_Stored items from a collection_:
▼
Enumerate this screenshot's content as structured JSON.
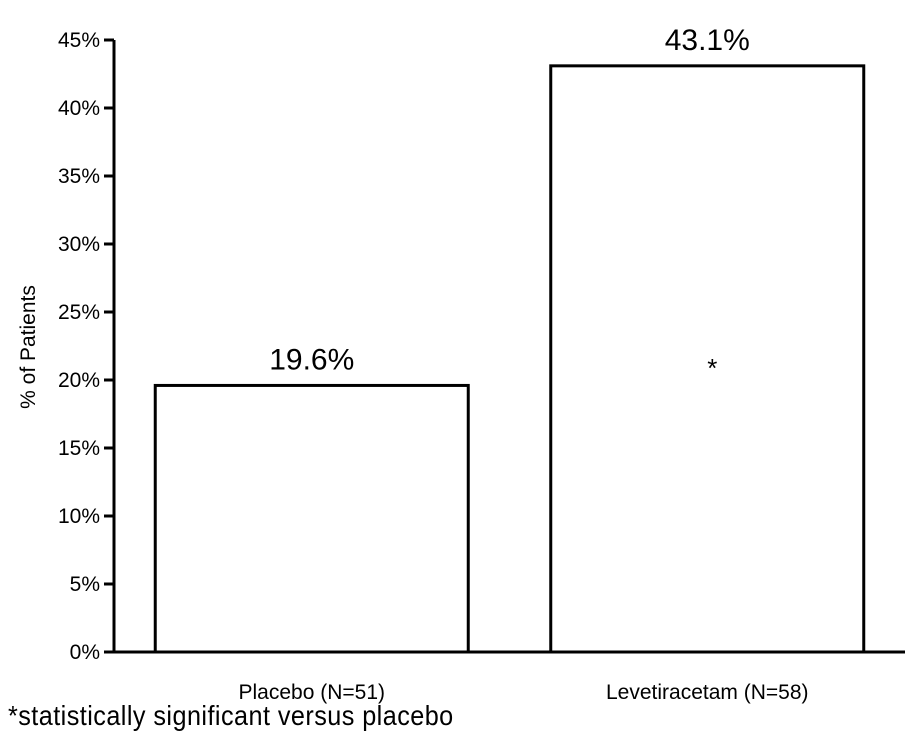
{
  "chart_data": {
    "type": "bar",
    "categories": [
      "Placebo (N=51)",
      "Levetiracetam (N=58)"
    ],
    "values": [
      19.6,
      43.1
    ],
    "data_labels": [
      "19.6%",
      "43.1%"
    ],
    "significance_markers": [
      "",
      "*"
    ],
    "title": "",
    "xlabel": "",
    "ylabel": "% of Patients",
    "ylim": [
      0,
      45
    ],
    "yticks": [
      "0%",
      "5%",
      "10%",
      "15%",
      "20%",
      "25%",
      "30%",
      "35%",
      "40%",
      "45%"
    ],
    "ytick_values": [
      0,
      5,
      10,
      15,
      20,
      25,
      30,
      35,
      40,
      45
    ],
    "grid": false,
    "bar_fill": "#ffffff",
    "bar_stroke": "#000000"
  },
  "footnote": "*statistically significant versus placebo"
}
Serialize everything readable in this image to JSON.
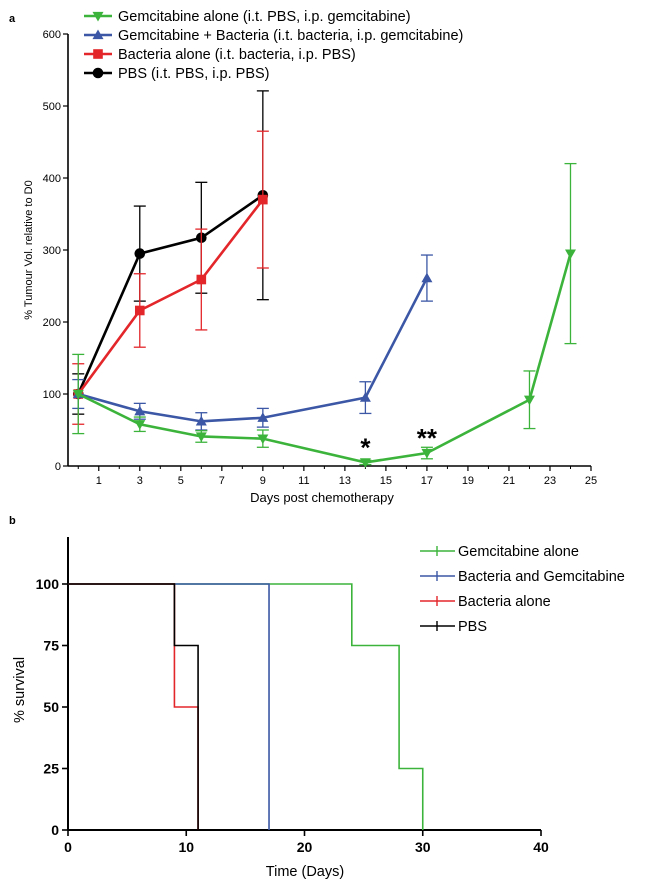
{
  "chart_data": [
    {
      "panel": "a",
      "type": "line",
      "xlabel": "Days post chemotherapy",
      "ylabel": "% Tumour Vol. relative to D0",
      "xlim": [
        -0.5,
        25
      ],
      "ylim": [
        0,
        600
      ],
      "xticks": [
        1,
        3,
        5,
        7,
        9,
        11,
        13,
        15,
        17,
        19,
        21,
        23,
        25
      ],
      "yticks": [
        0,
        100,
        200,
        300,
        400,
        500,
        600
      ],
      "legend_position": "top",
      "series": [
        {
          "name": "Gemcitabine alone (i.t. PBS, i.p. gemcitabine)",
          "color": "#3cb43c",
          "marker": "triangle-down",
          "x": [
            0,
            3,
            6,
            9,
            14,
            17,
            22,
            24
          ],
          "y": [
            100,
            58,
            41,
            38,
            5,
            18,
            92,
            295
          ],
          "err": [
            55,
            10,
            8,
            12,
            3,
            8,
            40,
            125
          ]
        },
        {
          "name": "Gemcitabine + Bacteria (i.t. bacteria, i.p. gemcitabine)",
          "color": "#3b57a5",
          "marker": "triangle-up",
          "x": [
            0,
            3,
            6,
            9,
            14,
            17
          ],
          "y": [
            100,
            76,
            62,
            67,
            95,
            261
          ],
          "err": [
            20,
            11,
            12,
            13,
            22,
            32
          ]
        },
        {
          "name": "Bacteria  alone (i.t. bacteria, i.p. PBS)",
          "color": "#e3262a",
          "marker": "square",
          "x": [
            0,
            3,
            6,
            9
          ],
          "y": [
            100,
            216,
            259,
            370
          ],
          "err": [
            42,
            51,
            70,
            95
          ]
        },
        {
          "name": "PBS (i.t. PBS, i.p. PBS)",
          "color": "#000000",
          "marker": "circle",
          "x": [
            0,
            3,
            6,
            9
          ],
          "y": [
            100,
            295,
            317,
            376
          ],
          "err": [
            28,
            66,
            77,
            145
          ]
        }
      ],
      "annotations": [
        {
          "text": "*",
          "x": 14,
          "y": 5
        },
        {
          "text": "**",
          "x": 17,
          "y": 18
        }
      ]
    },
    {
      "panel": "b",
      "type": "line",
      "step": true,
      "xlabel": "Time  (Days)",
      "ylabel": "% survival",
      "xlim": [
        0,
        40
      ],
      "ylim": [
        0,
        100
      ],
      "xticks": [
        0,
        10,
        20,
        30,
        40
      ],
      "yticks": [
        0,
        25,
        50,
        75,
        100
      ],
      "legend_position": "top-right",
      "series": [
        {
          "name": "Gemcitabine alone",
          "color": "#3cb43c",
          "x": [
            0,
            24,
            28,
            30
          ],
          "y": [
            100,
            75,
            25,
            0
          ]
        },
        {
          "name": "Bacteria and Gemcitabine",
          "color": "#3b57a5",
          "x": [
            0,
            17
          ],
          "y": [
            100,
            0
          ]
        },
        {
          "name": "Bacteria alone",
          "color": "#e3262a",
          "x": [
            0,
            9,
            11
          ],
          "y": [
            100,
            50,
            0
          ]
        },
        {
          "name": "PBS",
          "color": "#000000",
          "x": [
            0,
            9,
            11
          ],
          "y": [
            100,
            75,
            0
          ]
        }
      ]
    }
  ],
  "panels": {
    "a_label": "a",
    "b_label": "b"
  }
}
▲
_Work to be completed_: Set down all records verbatim, omitting images.

_Result of the task_:
Enumerate this screenshot's content as structured JSON.
{
  "chart_data": {
    "type": "bar",
    "categories": [
      "Placebo (N=51)",
      "Levetiracetam (N=58)"
    ],
    "values": [
      19.6,
      43.1
    ],
    "data_labels": [
      "19.6%",
      "43.1%"
    ],
    "significance_markers": [
      "",
      "*"
    ],
    "title": "",
    "xlabel": "",
    "ylabel": "% of Patients",
    "ylim": [
      0,
      45
    ],
    "yticks": [
      "0%",
      "5%",
      "10%",
      "15%",
      "20%",
      "25%",
      "30%",
      "35%",
      "40%",
      "45%"
    ],
    "ytick_values": [
      0,
      5,
      10,
      15,
      20,
      25,
      30,
      35,
      40,
      45
    ],
    "grid": false,
    "bar_fill": "#ffffff",
    "bar_stroke": "#000000"
  },
  "footnote": "*statistically significant versus placebo"
}
Serialize everything readable in this image to JSON.
{
  "chart_data": [
    {
      "panel": "a",
      "type": "line",
      "xlabel": "Days post chemotherapy",
      "ylabel": "% Tumour Vol. relative to D0",
      "xlim": [
        -0.5,
        25
      ],
      "ylim": [
        0,
        600
      ],
      "xticks": [
        1,
        3,
        5,
        7,
        9,
        11,
        13,
        15,
        17,
        19,
        21,
        23,
        25
      ],
      "yticks": [
        0,
        100,
        200,
        300,
        400,
        500,
        600
      ],
      "legend_position": "top",
      "series": [
        {
          "name": "Gemcitabine alone (i.t. PBS, i.p. gemcitabine)",
          "color": "#3cb43c",
          "marker": "triangle-down",
          "x": [
            0,
            3,
            6,
            9,
            14,
            17,
            22,
            24
          ],
          "y": [
            100,
            58,
            41,
            38,
            5,
            18,
            92,
            295
          ],
          "err": [
            55,
            10,
            8,
            12,
            3,
            8,
            40,
            125
          ]
        },
        {
          "name": "Gemcitabine + Bacteria (i.t. bacteria, i.p. gemcitabine)",
          "color": "#3b57a5",
          "marker": "triangle-up",
          "x": [
            0,
            3,
            6,
            9,
            14,
            17
          ],
          "y": [
            100,
            76,
            62,
            67,
            95,
            261
          ],
          "err": [
            20,
            11,
            12,
            13,
            22,
            32
          ]
        },
        {
          "name": "Bacteria  alone (i.t. bacteria, i.p. PBS)",
          "color": "#e3262a",
          "marker": "square",
          "x": [
            0,
            3,
            6,
            9
          ],
          "y": [
            100,
            216,
            259,
            370
          ],
          "err": [
            42,
            51,
            70,
            95
          ]
        },
        {
          "name": "PBS (i.t. PBS, i.p. PBS)",
          "color": "#000000",
          "marker": "circle",
          "x": [
            0,
            3,
            6,
            9
          ],
          "y": [
            100,
            295,
            317,
            376
          ],
          "err": [
            28,
            66,
            77,
            145
          ]
        }
      ],
      "annotations": [
        {
          "text": "*",
          "x": 14,
          "y": 5
        },
        {
          "text": "**",
          "x": 17,
          "y": 18
        }
      ]
    },
    {
      "panel": "b",
      "type": "line",
      "step": true,
      "xlabel": "Time  (Days)",
      "ylabel": "% survival",
      "xlim": [
        0,
        40
      ],
      "ylim": [
        0,
        100
      ],
      "xticks": [
        0,
        10,
        20,
        30,
        40
      ],
      "yticks": [
        0,
        25,
        50,
        75,
        100
      ],
      "legend_position": "top-right",
      "series": [
        {
          "name": "Gemcitabine alone",
          "color": "#3cb43c",
          "x": [
            0,
            24,
            28,
            30
          ],
          "y": [
            100,
            75,
            25,
            0
          ]
        },
        {
          "name": "Bacteria and Gemcitabine",
          "color": "#3b57a5",
          "x": [
            0,
            17
          ],
          "y": [
            100,
            0
          ]
        },
        {
          "name": "Bacteria alone",
          "color": "#e3262a",
          "x": [
            0,
            9,
            11
          ],
          "y": [
            100,
            50,
            0
          ]
        },
        {
          "name": "PBS",
          "color": "#000000",
          "x": [
            0,
            9,
            11
          ],
          "y": [
            100,
            75,
            0
          ]
        }
      ]
    }
  ],
  "panels": {
    "a_label": "a",
    "b_label": "b"
  }
}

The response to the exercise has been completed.